| Exercise brief |
Search the material for the word "true" and copy each line that holds it.

| Available records |
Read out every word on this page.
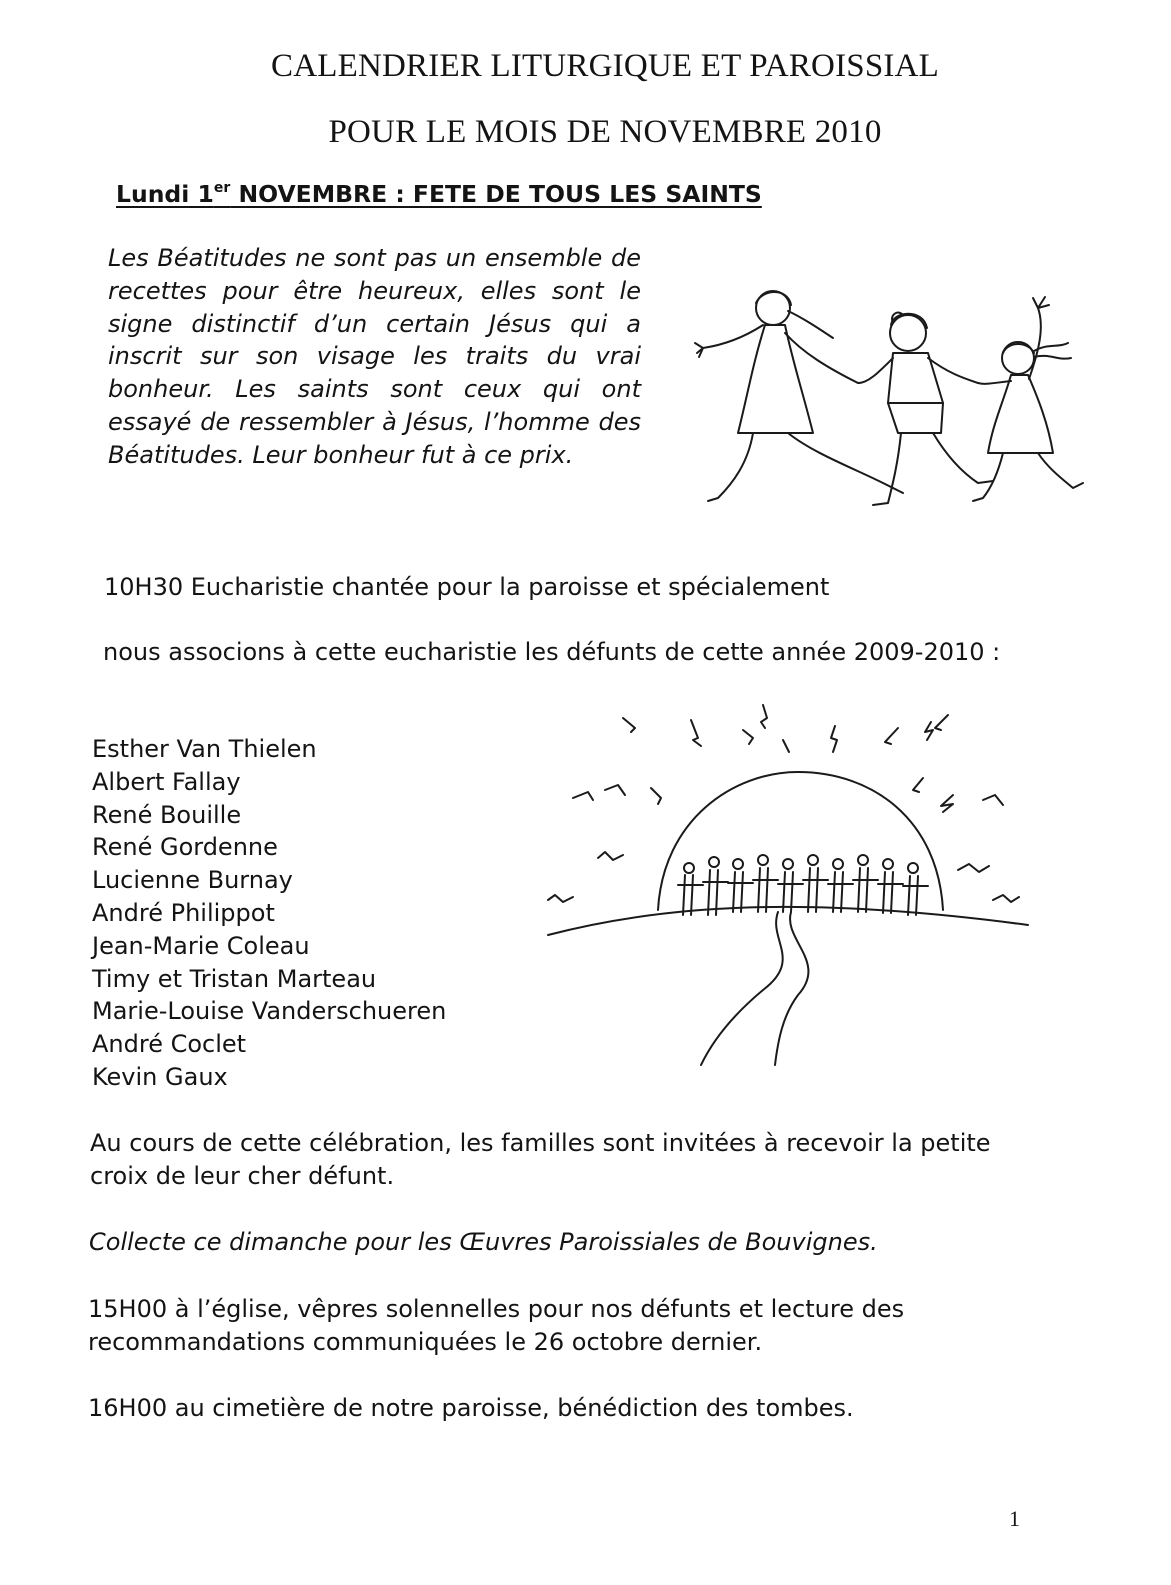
CALENDRIER LITURGIQUE ET PAROISSIAL
POUR LE MOIS DE NOVEMBRE 2010
Lundi 1er NOVEMBRE : FETE DE TOUS LES SAINTS

Les Béatitudes ne sont pas un ensemble de recettes pour être heureux, elles sont le signe distinctif d’un certain Jésus qui a inscrit sur son visage les traits du vrai bonheur. Les saints sont ceux qui ont essayé de ressembler à Jésus, l’homme des Béatitudes. Leur bonheur fut à ce prix.

10H30 Eucharistie chantée pour la paroisse et spécialement

nous associons à cette eucharistie les défunts de cette année 2009-2010 :

Esther Van Thielen
Albert Fallay
René Bouille
René Gordenne
Lucienne Burnay
André Philippot
Jean-Marie Coleau
Timy et Tristan Marteau
Marie-Louise Vanderschueren
André Coclet
Kevin Gaux

Au cours de cette célébration, les familles sont invitées à recevoir la petite croix de leur cher défunt.

Collecte ce dimanche pour les Œuvres Paroissiales de Bouvignes.

15H00 à l’église, vêpres solennelles pour nos défunts et lecture des recommandations communiquées le 26 octobre dernier.

16H00 au cimetière de notre paroisse, bénédiction des tombes.

1
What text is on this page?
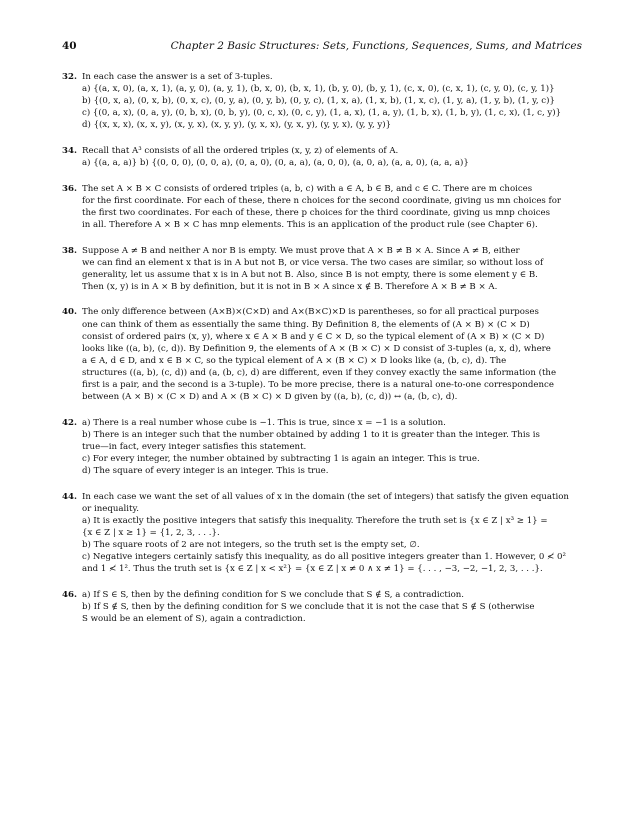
40	Chapter 2 Basic Structures: Sets, Functions, Sequences, Sums, and Matrices
32. In each case the answer is a set of 3-tuples.
a) {(a, x, 0), (a, x, 1), (a, y, 0), (a, y, 1), (b, x, 0), (b, x, 1), (b, y, 0), (b, y, 1), (c, x, 0), (c, x, 1), (c, y, 0), (c, y, 1)}
b) {(0, x, a), (0, x, b), (0, x, c), (0, y, a), (0, y, b), (0, y, c), (1, x, a), (1, x, b), (1, x, c), (1, y, a), (1, y, b), (1, y, c)}
c) {(0, a, x), (0, a, y), (0, b, x), (0, b, y), (0, c, x), (0, c, y), (1, a, x), (1, a, y), (1, b, x), (1, b, y), (1, c, x), (1, c, y)}
d) {(x, x, x), (x, x, y), (x, y, x), (x, y, y), (y, x, x), (y, x, y), (y, y, x), (y, y, y)}
34. Recall that A³ consists of all the ordered triples (x, y, z) of elements of A.
a) {(a, a, a)} b) {(0, 0, 0), (0, 0, a), (0, a, 0), (0, a, a), (a, 0, 0), (a, 0, a), (a, a, 0), (a, a, a)}
36. The set A × B × C consists of ordered triples (a, b, c) with a ∈ A, b ∈ B, and c ∈ C. There are m choices
for the first coordinate. For each of these, there n choices for the second coordinate, giving us mn choices for
the first two coordinates. For each of these, there p choices for the third coordinate, giving us mnp choices
in all. Therefore A × B × C has mnp elements. This is an application of the product rule (see Chapter 6).
38. Suppose A ≠ B and neither A nor B is empty. We must prove that A × B ≠ B × A. Since A ≠ B, either
we can find an element x that is in A but not B, or vice versa. The two cases are similar, so without loss of
generality, let us assume that x is in A but not B. Also, since B is not empty, there is some element y ∈ B.
Then (x, y) is in A × B by definition, but it is not in B × A since x ∉ B. Therefore A × B ≠ B × A.
40. The only difference between (A×B)×(C×D) and A×(B×C)×D is parentheses, so for all practical purposes
one can think of them as essentially the same thing. By Definition 8, the elements of (A × B) × (C × D)
consist of ordered pairs (x, y), where x ∈ A × B and y ∈ C × D, so the typical element of (A × B) × (C × D)
looks like ((a, b), (c, d)). By Definition 9, the elements of A × (B × C) × D consist of 3-tuples (a, x, d), where
a ∈ A, d ∈ D, and x ∈ B × C, so the typical element of A × (B × C) × D looks like (a, (b, c), d). The
structures ((a, b), (c, d)) and (a, (b, c), d) are different, even if they convey exactly the same information (the
first is a pair, and the second is a 3-tuple). To be more precise, there is a natural one-to-one correspondence
between (A × B) × (C × D) and A × (B × C) × D given by ((a, b), (c, d)) ↔ (a, (b, c), d).
42. a) There is a real number whose cube is −1. This is true, since x = −1 is a solution.
b) There is an integer such that the number obtained by adding 1 to it is greater than the integer. This is
true—in fact, every integer satisfies this statement.
c) For every integer, the number obtained by subtracting 1 is again an integer. This is true.
d) The square of every integer is an integer. This is true.
44. In each case we want the set of all values of x in the domain (the set of integers) that satisfy the given equation
or inequality.
a) It is exactly the positive integers that satisfy this inequality. Therefore the truth set is {x ∈ Z | x³ ≥ 1} =
{x ∈ Z | x ≥ 1} = {1, 2, 3, . . .}.
b) The square roots of 2 are not integers, so the truth set is the empty set, ∅.
c) Negative integers certainly satisfy this inequality, as do all positive integers greater than 1. However, 0 ≮ 0²
and 1 ≮ 1². Thus the truth set is {x ∈ Z | x < x²} = {x ∈ Z | x ≠ 0 ∧ x ≠ 1} = {. . . , −3, −2, −1, 2, 3, . . .}.
46. a) If S ∈ S, then by the defining condition for S we conclude that S ∉ S, a contradiction.
b) If S ∉ S, then by the defining condition for S we conclude that it is not the case that S ∉ S (otherwise
S would be an element of S), again a contradiction.
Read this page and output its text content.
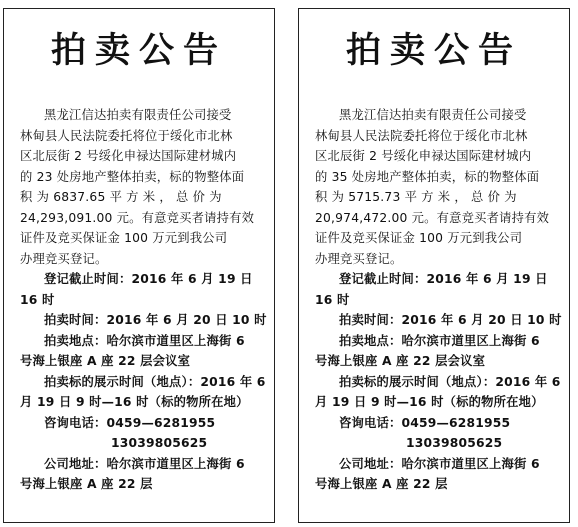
拍卖公告
黑龙江信达拍卖有限责任公司接受
林甸县人民法院委托将位于绥化市北林
区北辰街 2 号绥化申禄达国际建材城内
的 23 处房地产整体拍卖，标的物整体面
积 为 6837.65 平 方 米 ， 总 价 为
24,293,091.00 元。有意竞买者请持有效
证件及竞买保证金 100 万元到我公司
办理竞买登记。
登记截止时间：2016 年 6 月 19 日
16 时
拍卖时间：2016 年 6 月 20 日 10 时
拍卖地点：哈尔滨市道里区上海街 6
号海上银座 A 座 22 层会议室
拍卖标的展示时间（地点）：2016 年 6
月 19 日 9 时—16 时（标的物所在地）
咨询电话：0459—6281955
13039805625
公司地址：哈尔滨市道里区上海街 6
号海上银座 A 座 22 层
拍卖公告
黑龙江信达拍卖有限责任公司接受
林甸县人民法院委托将位于绥化市北林
区北辰街 2 号绥化申禄达国际建材城内
的 35 处房地产整体拍卖，标的物整体面
积 为 5715.73 平 方 米 ， 总 价 为
20,974,472.00 元。有意竞买者请持有效
证件及竞买保证金 100 万元到我公司
办理竞买登记。
登记截止时间：2016 年 6 月 19 日
16 时
拍卖时间：2016 年 6 月 20 日 10 时
拍卖地点：哈尔滨市道里区上海街 6
号海上银座 A 座 22 层会议室
拍卖标的展示时间（地点）：2016 年 6
月 19 日 9 时—16 时（标的物所在地）
咨询电话：0459—6281955
13039805625
公司地址：哈尔滨市道里区上海街 6
号海上银座 A 座 22 层
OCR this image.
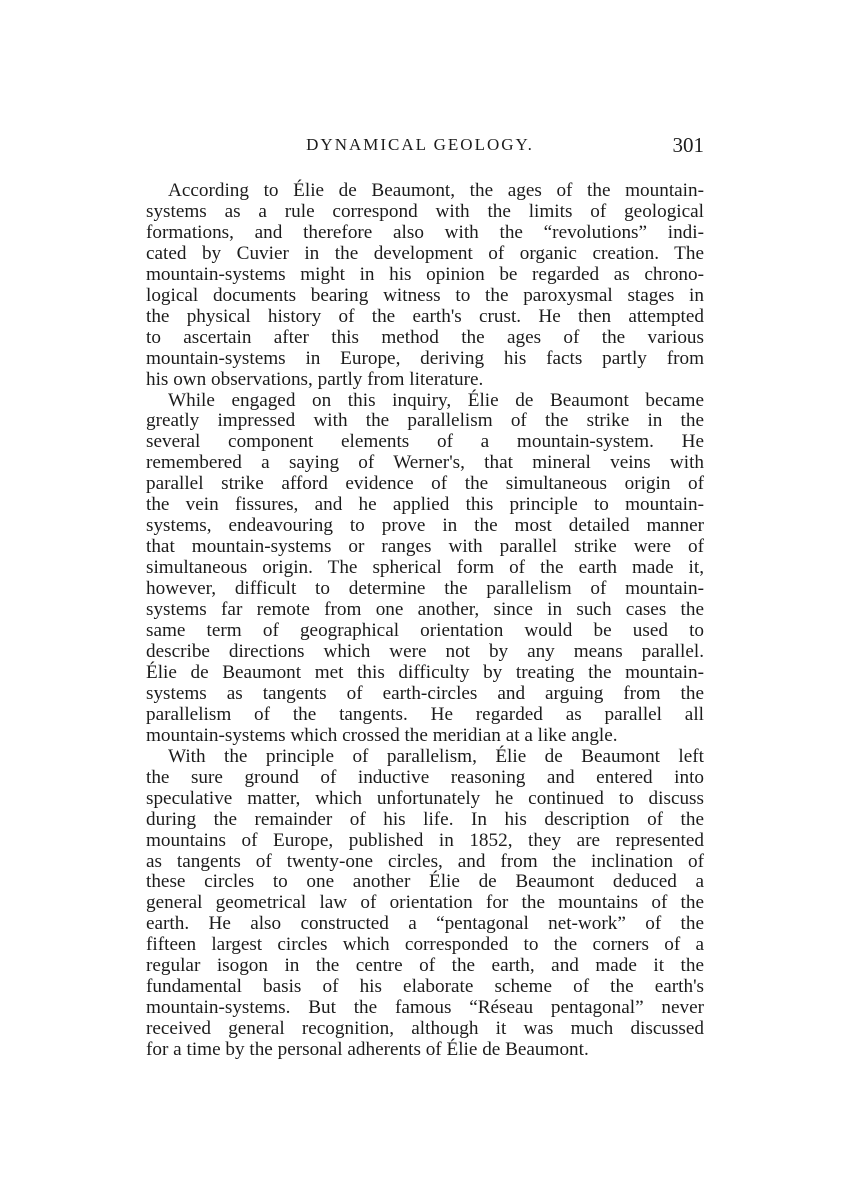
DYNAMICAL GEOLOGY.	301

According to Élie de Beaumont, the ages of the mountain-
systems as a rule correspond with the limits of geological
formations, and therefore also with the “revolutions” indi-
cated by Cuvier in the development of organic creation. The
mountain-systems might in his opinion be regarded as chrono-
logical documents bearing witness to the paroxysmal stages in
the physical history of the earth's crust. He then attempted
to ascertain after this method the ages of the various
mountain-systems in Europe, deriving his facts partly from
his own observations, partly from literature.

While engaged on this inquiry, Élie de Beaumont became
greatly impressed with the parallelism of the strike in the
several component elements of a mountain-system. He
remembered a saying of Werner's, that mineral veins with
parallel strike afford evidence of the simultaneous origin of
the vein fissures, and he applied this principle to mountain-
systems, endeavouring to prove in the most detailed manner
that mountain-systems or ranges with parallel strike were of
simultaneous origin. The spherical form of the earth made it,
however, difficult to determine the parallelism of mountain-
systems far remote from one another, since in such cases the
same term of geographical orientation would be used to
describe directions which were not by any means parallel.
Élie de Beaumont met this difficulty by treating the mountain-
systems as tangents of earth-circles and arguing from the
parallelism of the tangents. He regarded as parallel all
mountain-systems which crossed the meridian at a like angle.

With the principle of parallelism, Élie de Beaumont left
the sure ground of inductive reasoning and entered into
speculative matter, which unfortunately he continued to discuss
during the remainder of his life. In his description of the
mountains of Europe, published in 1852, they are represented
as tangents of twenty-one circles, and from the inclination of
these circles to one another Élie de Beaumont deduced a
general geometrical law of orientation for the mountains of the
earth. He also constructed a “pentagonal net-work” of the
fifteen largest circles which corresponded to the corners of a
regular isogon in the centre of the earth, and made it the
fundamental basis of his elaborate scheme of the earth's
mountain-systems. But the famous “Réseau pentagonal” never
received general recognition, although it was much discussed
for a time by the personal adherents of Élie de Beaumont.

| The answer |
42. a) There is a real number whose cube is −1. This is true, since x = −1 is a solution.
true—in fact, every integer satisfies this statement.
c) For every integer, the number obtained by subtracting 1 is again an integer. This is true.
d) The square of every integer is an integer. This is true.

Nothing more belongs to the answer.